*Instructions for the task*
Repeat the lines below exactly as they appear, but leave out the images.

*Entries provided*
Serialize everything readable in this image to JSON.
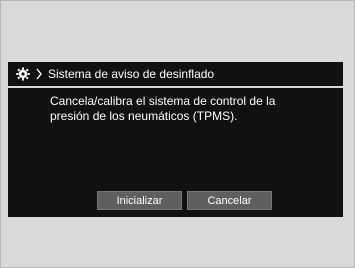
{
  "header": {
    "title": "Sistema de aviso de desinflado",
    "icon": "gear-icon",
    "separator_icon": "chevron-right-icon"
  },
  "message": {
    "lines": [
      "Cancela/calibra el sistema de control de la",
      "presión de los neumáticos (TPMS)."
    ]
  },
  "buttons": {
    "initialize_label": "Inicializar",
    "cancel_label": "Cancelar"
  },
  "colors": {
    "screen_background": "#111111",
    "outer_background": "#d9d9d9",
    "button_background": "#5f5f5f",
    "text": "#ffffff"
  }
}
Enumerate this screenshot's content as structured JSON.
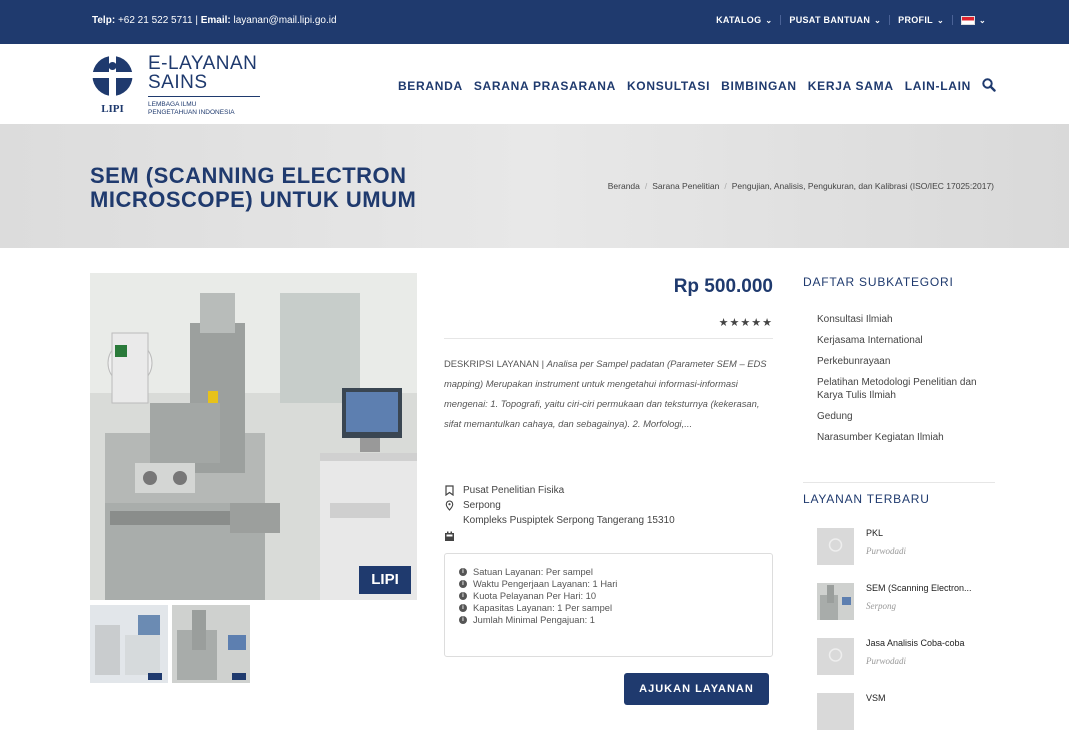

*The answer*
Serialize everything readable in this image to JSON.
{
  "header": {
    "title": "Sistema de aviso de desinflado",
    "icon": "gear-icon",
    "separator_icon": "chevron-right-icon"
  },
  "message": {
    "lines": [
      "Cancela/calibra el sistema de control de la",
      "presión de los neumáticos (TPMS)."
    ]
  },
  "buttons": {
    "initialize_label": "Inicializar",
    "cancel_label": "Cancelar"
  },
  "colors": {
    "screen_background": "#111111",
    "outer_background": "#d9d9d9",
    "button_background": "#5f5f5f",
    "text": "#ffffff"
  }
}
Enumerate this screenshot's content as structured JSON.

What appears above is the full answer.